**Data lines**.

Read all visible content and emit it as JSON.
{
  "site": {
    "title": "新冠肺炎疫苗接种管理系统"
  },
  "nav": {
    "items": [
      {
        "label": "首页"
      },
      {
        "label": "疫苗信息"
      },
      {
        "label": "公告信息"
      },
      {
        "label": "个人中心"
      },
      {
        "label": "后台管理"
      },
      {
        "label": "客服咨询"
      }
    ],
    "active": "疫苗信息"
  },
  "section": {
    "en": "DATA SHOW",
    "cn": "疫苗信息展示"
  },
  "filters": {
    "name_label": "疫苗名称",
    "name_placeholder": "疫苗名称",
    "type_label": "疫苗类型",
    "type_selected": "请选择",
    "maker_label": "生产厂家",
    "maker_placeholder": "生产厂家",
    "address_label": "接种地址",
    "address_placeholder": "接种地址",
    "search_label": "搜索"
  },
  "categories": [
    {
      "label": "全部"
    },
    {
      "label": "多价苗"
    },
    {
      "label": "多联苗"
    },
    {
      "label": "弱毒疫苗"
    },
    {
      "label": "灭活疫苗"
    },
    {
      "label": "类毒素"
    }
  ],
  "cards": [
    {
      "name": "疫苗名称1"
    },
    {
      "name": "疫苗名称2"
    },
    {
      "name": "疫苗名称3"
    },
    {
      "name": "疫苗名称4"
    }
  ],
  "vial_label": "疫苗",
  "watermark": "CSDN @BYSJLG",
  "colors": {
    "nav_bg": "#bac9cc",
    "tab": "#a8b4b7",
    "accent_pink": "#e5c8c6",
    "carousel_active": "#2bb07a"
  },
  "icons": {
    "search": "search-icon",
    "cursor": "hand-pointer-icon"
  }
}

**Task instructions**. Write out all the lines again, exactly as they are.

**Final result**.
Read all visible content and emit it as JSON.
{
  "site": {
    "title": "新冠肺炎疫苗接种管理系统"
  },
  "nav": {
    "items": [
      {
        "label": "首页"
      },
      {
        "label": "疫苗信息"
      },
      {
        "label": "公告信息"
      },
      {
        "label": "个人中心"
      },
      {
        "label": "后台管理"
      },
      {
        "label": "客服咨询"
      }
    ],
    "active": "疫苗信息"
  },
  "section": {
    "en": "DATA SHOW",
    "cn": "疫苗信息展示"
  },
  "filters": {
    "name_label": "疫苗名称",
    "name_placeholder": "疫苗名称",
    "type_label": "疫苗类型",
    "type_selected": "请选择",
    "maker_label": "生产厂家",
    "maker_placeholder": "生产厂家",
    "address_label": "接种地址",
    "address_placeholder": "接种地址",
    "search_label": "搜索"
  },
  "categories": [
    {
      "label": "全部"
    },
    {
      "label": "多价苗"
    },
    {
      "label": "多联苗"
    },
    {
      "label": "弱毒疫苗"
    },
    {
      "label": "灭活疫苗"
    },
    {
      "label": "类毒素"
    }
  ],
  "cards": [
    {
      "name": "疫苗名称1"
    },
    {
      "name": "疫苗名称2"
    },
    {
      "name": "疫苗名称3"
    },
    {
      "name": "疫苗名称4"
    }
  ],
  "vial_label": "疫苗",
  "watermark": "CSDN @BYSJLG",
  "colors": {
    "nav_bg": "#bac9cc",
    "tab": "#a8b4b7",
    "accent_pink": "#e5c8c6",
    "carousel_active": "#2bb07a"
  },
  "icons": {
    "search": "search-icon",
    "cursor": "hand-pointer-icon"
  }
}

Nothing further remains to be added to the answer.